→ What is expected
Reproduce the records below in full and word for word, excluding pictures.

→ Records to process
• • •

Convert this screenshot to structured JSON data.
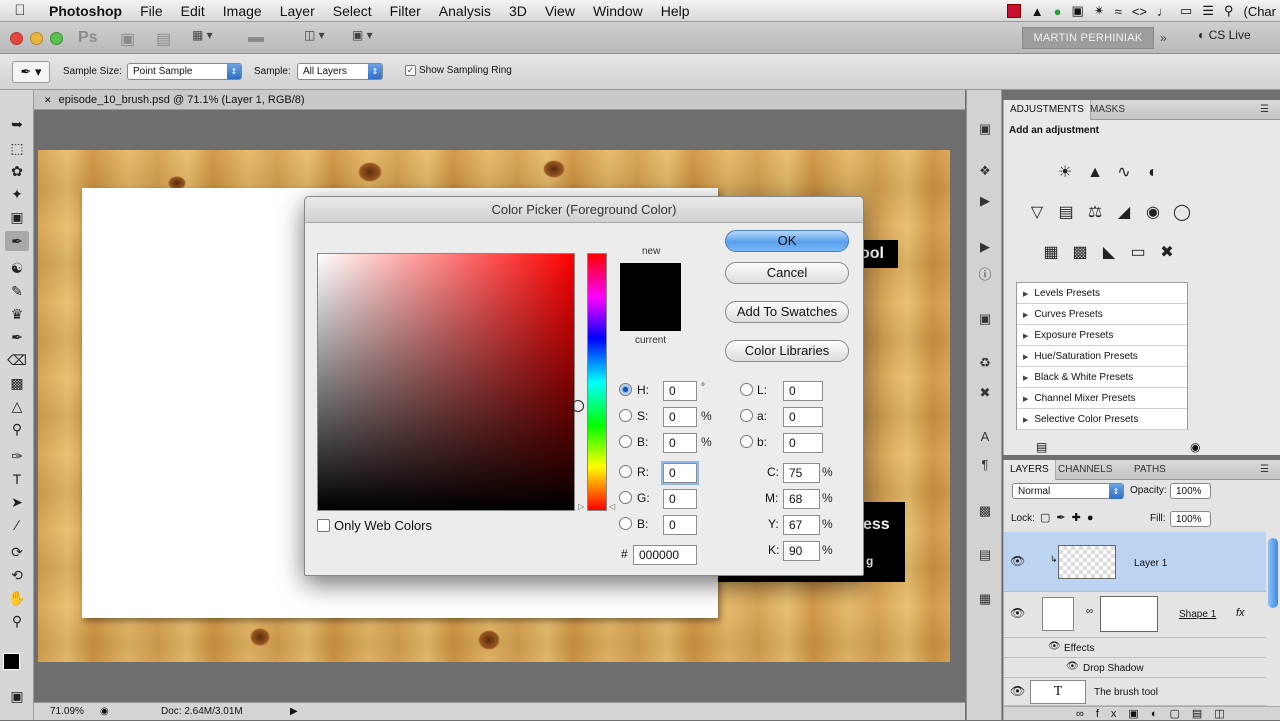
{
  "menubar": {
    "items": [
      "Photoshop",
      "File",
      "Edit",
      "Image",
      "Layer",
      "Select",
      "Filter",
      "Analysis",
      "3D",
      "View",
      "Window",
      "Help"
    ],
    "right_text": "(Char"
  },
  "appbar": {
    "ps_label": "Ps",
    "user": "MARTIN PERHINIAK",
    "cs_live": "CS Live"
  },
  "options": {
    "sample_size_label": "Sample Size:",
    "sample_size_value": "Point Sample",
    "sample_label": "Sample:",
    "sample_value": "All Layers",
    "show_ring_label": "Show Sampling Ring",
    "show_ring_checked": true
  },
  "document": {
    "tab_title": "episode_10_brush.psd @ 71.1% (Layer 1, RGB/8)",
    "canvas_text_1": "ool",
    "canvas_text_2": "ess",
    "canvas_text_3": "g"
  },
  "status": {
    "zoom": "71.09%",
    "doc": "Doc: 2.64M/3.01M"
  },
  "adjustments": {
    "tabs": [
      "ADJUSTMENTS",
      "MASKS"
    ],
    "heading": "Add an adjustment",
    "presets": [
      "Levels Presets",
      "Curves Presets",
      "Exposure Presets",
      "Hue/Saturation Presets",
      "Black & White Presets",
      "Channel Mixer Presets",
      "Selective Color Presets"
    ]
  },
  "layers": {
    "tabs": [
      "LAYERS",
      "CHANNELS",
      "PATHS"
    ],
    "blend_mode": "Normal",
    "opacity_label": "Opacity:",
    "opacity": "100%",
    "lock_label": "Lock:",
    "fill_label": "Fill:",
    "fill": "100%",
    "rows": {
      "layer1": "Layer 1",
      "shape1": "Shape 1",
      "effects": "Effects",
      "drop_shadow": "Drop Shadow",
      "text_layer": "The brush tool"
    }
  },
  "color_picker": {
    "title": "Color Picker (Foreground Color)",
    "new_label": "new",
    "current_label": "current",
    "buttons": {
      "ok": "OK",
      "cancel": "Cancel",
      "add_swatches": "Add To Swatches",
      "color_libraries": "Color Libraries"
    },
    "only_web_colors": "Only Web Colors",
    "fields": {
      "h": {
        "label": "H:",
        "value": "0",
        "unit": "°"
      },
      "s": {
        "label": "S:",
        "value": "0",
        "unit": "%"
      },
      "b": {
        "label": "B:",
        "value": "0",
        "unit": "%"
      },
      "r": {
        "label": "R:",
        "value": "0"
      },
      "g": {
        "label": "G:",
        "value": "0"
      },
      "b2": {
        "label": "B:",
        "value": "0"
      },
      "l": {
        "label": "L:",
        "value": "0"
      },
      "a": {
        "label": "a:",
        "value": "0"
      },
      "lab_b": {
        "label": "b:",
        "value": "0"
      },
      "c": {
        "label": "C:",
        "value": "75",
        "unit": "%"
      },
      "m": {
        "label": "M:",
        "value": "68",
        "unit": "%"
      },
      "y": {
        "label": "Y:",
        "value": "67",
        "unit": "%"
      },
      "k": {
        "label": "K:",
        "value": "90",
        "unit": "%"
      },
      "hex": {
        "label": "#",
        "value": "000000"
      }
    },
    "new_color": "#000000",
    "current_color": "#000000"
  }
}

• • •

→ Task solution
Convert this screenshot to structured JSON data.
{
  "menubar": {
    "items": [
      "Photoshop",
      "File",
      "Edit",
      "Image",
      "Layer",
      "Select",
      "Filter",
      "Analysis",
      "3D",
      "View",
      "Window",
      "Help"
    ],
    "right_text": "(Char"
  },
  "appbar": {
    "ps_label": "Ps",
    "user": "MARTIN PERHINIAK",
    "cs_live": "CS Live"
  },
  "options": {
    "sample_size_label": "Sample Size:",
    "sample_size_value": "Point Sample",
    "sample_label": "Sample:",
    "sample_value": "All Layers",
    "show_ring_label": "Show Sampling Ring",
    "show_ring_checked": true
  },
  "document": {
    "tab_title": "episode_10_brush.psd @ 71.1% (Layer 1, RGB/8)",
    "canvas_text_1": "ool",
    "canvas_text_2": "ess",
    "canvas_text_3": "g"
  },
  "status": {
    "zoom": "71.09%",
    "doc": "Doc: 2.64M/3.01M"
  },
  "adjustments": {
    "tabs": [
      "ADJUSTMENTS",
      "MASKS"
    ],
    "heading": "Add an adjustment",
    "presets": [
      "Levels Presets",
      "Curves Presets",
      "Exposure Presets",
      "Hue/Saturation Presets",
      "Black & White Presets",
      "Channel Mixer Presets",
      "Selective Color Presets"
    ]
  },
  "layers": {
    "tabs": [
      "LAYERS",
      "CHANNELS",
      "PATHS"
    ],
    "blend_mode": "Normal",
    "opacity_label": "Opacity:",
    "opacity": "100%",
    "lock_label": "Lock:",
    "fill_label": "Fill:",
    "fill": "100%",
    "rows": {
      "layer1": "Layer 1",
      "shape1": "Shape 1",
      "effects": "Effects",
      "drop_shadow": "Drop Shadow",
      "text_layer": "The brush tool"
    }
  },
  "color_picker": {
    "title": "Color Picker (Foreground Color)",
    "new_label": "new",
    "current_label": "current",
    "buttons": {
      "ok": "OK",
      "cancel": "Cancel",
      "add_swatches": "Add To Swatches",
      "color_libraries": "Color Libraries"
    },
    "only_web_colors": "Only Web Colors",
    "fields": {
      "h": {
        "label": "H:",
        "value": "0",
        "unit": "°"
      },
      "s": {
        "label": "S:",
        "value": "0",
        "unit": "%"
      },
      "b": {
        "label": "B:",
        "value": "0",
        "unit": "%"
      },
      "r": {
        "label": "R:",
        "value": "0"
      },
      "g": {
        "label": "G:",
        "value": "0"
      },
      "b2": {
        "label": "B:",
        "value": "0"
      },
      "l": {
        "label": "L:",
        "value": "0"
      },
      "a": {
        "label": "a:",
        "value": "0"
      },
      "lab_b": {
        "label": "b:",
        "value": "0"
      },
      "c": {
        "label": "C:",
        "value": "75",
        "unit": "%"
      },
      "m": {
        "label": "M:",
        "value": "68",
        "unit": "%"
      },
      "y": {
        "label": "Y:",
        "value": "67",
        "unit": "%"
      },
      "k": {
        "label": "K:",
        "value": "90",
        "unit": "%"
      },
      "hex": {
        "label": "#",
        "value": "000000"
      }
    },
    "new_color": "#000000",
    "current_color": "#000000"
  }
}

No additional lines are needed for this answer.